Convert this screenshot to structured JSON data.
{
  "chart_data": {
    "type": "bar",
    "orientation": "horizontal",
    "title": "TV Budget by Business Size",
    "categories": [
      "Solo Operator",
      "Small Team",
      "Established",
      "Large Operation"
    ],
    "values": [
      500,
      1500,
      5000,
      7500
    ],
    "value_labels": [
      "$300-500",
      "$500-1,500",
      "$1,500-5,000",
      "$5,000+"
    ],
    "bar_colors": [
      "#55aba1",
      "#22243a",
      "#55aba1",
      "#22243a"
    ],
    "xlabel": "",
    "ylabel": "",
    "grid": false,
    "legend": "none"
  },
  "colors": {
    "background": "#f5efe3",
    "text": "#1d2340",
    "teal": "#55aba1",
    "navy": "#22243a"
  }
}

================================

Would you write down every record again, exactly?

EXPECTED OUTPUT:
Convert this screenshot to structured JSON data.
{
  "chart_data": {
    "type": "bar",
    "orientation": "horizontal",
    "title": "TV Budget by Business Size",
    "categories": [
      "Solo Operator",
      "Small Team",
      "Established",
      "Large Operation"
    ],
    "values": [
      500,
      1500,
      5000,
      7500
    ],
    "value_labels": [
      "$300-500",
      "$500-1,500",
      "$1,500-5,000",
      "$5,000+"
    ],
    "bar_colors": [
      "#55aba1",
      "#22243a",
      "#55aba1",
      "#22243a"
    ],
    "xlabel": "",
    "ylabel": "",
    "grid": false,
    "legend": "none"
  },
  "colors": {
    "background": "#f5efe3",
    "text": "#1d2340",
    "teal": "#55aba1",
    "navy": "#22243a"
  }
}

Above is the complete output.